**WHAT THE TASK ASKS:**
Report how many lines in the listing below include the word "title". Write nothing besides the number.

**EXERCISE INPUTS:**
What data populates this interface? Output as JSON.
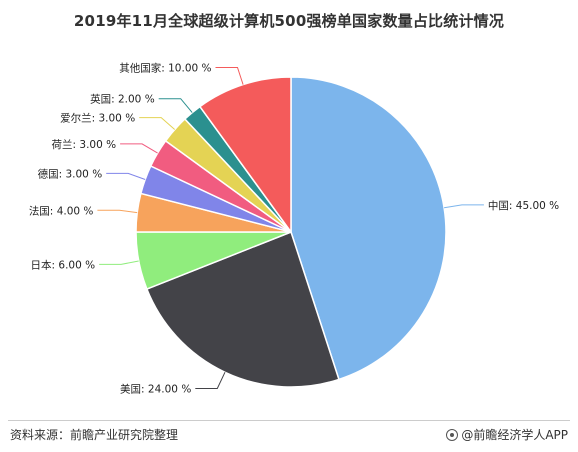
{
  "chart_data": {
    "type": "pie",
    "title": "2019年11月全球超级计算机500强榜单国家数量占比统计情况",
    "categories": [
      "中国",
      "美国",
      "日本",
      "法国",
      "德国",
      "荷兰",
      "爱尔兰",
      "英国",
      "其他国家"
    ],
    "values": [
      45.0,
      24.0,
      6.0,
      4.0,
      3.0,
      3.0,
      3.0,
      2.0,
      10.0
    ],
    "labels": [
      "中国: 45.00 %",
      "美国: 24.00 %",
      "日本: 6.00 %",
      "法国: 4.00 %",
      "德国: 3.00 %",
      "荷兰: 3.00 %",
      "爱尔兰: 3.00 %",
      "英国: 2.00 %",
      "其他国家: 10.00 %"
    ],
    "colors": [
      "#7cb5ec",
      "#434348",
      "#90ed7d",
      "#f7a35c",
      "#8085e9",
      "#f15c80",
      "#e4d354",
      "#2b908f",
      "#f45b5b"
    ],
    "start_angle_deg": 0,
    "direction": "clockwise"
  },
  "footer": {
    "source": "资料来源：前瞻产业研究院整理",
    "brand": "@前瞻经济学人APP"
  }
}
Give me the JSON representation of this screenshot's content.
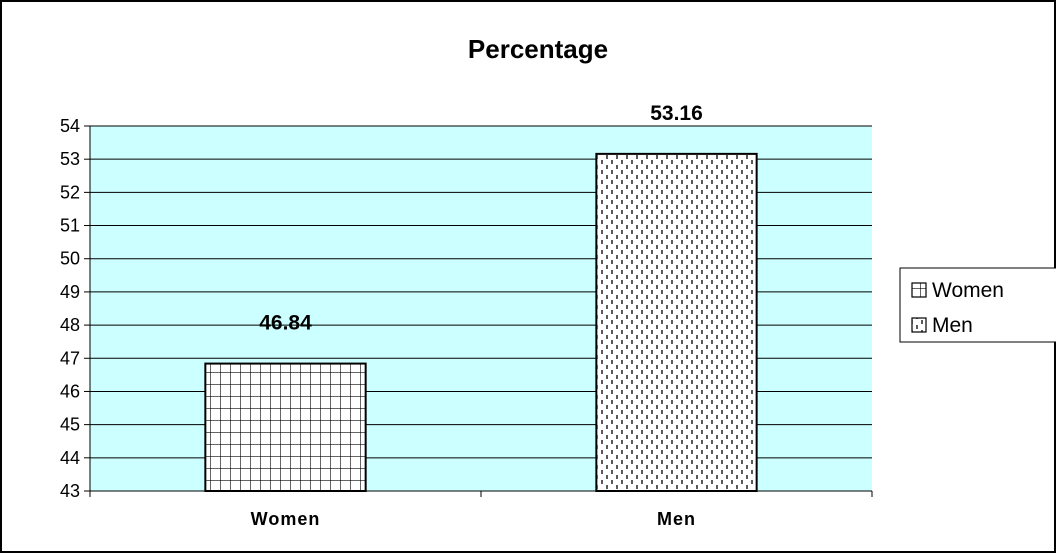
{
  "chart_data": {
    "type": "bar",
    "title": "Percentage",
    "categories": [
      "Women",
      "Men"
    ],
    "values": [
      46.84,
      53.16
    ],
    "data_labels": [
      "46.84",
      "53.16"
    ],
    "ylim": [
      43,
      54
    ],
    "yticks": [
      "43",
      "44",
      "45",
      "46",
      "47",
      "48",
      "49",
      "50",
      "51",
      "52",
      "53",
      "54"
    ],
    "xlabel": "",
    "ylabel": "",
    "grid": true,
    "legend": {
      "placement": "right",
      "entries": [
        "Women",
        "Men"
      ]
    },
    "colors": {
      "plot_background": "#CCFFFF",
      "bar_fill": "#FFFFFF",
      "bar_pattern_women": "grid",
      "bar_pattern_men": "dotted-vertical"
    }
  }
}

**WORKED ANSWER:**
2